>> Start Data to use

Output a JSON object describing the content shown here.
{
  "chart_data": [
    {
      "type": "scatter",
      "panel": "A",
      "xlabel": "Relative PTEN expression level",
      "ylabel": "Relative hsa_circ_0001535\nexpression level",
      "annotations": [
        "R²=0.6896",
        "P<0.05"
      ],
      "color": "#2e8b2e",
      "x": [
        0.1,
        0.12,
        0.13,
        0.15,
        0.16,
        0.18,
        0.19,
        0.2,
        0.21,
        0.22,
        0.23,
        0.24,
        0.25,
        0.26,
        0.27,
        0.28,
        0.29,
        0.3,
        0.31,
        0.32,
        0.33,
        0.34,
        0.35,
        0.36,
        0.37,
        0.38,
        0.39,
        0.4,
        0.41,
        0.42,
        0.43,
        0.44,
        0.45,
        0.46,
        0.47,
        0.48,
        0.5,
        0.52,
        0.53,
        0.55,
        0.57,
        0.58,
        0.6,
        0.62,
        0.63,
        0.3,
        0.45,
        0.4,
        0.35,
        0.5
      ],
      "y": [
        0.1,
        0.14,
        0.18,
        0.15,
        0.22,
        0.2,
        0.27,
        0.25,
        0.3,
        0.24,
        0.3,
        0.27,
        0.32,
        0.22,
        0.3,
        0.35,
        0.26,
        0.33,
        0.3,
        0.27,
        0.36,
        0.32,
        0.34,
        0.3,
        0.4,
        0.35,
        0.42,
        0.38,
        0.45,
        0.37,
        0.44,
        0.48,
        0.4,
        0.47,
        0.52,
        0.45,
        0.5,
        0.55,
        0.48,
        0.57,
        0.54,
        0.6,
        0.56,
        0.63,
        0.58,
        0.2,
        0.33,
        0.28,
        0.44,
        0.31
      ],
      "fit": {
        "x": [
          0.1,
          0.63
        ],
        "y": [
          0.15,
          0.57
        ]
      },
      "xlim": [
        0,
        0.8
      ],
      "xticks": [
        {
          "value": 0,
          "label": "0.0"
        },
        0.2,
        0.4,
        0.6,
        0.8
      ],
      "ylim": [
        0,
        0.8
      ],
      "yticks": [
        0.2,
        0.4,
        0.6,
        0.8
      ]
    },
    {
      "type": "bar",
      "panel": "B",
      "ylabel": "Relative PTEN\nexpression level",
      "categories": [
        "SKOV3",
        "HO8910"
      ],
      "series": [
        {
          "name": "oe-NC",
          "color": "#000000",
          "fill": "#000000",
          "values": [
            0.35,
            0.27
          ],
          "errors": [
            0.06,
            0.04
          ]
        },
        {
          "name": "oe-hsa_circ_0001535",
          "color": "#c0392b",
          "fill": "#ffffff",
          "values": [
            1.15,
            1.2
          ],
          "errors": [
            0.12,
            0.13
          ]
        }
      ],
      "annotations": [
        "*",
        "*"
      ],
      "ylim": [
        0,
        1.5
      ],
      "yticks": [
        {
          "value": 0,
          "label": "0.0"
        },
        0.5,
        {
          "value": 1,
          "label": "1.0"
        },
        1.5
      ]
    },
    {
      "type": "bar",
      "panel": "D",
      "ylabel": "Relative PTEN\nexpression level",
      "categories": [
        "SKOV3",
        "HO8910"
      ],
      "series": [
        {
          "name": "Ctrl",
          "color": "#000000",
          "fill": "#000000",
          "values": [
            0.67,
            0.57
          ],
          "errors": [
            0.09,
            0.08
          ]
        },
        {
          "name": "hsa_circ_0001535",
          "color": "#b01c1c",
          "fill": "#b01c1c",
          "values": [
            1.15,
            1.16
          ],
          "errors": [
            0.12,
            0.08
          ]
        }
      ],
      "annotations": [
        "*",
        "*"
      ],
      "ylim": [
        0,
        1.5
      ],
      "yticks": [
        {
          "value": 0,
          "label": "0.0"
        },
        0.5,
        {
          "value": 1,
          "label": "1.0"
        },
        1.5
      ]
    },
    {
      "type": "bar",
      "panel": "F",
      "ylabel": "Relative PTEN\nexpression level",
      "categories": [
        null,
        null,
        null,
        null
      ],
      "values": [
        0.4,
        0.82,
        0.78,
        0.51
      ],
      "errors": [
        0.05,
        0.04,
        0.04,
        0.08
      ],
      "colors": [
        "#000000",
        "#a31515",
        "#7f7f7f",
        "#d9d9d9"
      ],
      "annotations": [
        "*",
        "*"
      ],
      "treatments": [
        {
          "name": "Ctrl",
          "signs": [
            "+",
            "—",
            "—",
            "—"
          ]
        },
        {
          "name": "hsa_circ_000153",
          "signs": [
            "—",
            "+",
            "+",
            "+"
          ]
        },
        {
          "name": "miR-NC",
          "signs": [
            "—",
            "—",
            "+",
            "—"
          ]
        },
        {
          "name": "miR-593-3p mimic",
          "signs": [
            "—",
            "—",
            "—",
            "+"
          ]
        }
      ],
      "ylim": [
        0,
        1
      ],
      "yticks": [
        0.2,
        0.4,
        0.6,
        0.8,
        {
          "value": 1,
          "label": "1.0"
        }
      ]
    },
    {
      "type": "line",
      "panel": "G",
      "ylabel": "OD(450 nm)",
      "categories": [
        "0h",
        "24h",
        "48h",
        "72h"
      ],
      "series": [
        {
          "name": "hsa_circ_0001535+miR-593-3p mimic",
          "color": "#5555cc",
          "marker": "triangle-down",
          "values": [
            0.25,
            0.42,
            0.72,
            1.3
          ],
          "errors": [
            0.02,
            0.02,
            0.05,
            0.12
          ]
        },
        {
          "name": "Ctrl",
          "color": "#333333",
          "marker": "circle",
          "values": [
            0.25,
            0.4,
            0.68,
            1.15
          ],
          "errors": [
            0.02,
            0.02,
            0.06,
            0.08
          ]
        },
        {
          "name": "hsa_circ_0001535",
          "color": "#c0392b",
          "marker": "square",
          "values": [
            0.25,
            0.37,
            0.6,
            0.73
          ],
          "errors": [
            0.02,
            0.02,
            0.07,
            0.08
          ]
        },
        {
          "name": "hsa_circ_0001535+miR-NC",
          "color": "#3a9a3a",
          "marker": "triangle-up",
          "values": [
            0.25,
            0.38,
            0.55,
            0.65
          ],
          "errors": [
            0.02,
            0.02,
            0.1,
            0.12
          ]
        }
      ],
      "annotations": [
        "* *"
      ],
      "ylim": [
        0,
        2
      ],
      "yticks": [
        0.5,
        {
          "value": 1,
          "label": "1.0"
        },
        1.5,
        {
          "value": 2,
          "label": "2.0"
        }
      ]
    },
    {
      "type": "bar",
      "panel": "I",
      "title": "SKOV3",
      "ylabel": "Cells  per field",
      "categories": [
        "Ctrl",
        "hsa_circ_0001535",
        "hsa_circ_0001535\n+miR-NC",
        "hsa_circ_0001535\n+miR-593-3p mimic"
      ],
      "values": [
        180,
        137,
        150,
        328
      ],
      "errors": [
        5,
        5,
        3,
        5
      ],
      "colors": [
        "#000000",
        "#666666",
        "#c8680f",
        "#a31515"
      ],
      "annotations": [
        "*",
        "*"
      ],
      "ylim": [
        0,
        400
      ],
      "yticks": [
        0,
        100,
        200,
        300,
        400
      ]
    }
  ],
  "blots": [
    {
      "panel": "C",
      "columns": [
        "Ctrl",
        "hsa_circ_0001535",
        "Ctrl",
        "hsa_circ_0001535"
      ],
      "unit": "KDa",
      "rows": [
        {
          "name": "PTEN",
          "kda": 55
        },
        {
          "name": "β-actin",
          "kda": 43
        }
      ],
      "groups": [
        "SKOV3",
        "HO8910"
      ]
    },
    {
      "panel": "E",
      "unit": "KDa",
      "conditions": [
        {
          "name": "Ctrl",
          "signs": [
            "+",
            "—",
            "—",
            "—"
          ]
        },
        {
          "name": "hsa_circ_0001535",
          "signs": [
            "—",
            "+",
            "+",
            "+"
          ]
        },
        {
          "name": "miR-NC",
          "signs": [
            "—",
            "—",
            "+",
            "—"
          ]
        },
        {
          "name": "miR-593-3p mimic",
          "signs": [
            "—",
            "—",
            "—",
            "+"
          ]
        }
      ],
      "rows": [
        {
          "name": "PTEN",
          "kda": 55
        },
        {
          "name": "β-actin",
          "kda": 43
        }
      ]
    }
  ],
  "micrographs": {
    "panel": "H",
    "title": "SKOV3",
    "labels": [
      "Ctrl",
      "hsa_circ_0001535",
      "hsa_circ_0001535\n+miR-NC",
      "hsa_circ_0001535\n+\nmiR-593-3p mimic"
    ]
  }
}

>> End Data to use

> _Brief_:
Give the count of lines in the records that contain "mimic", and no other text.

> _The reply_:
5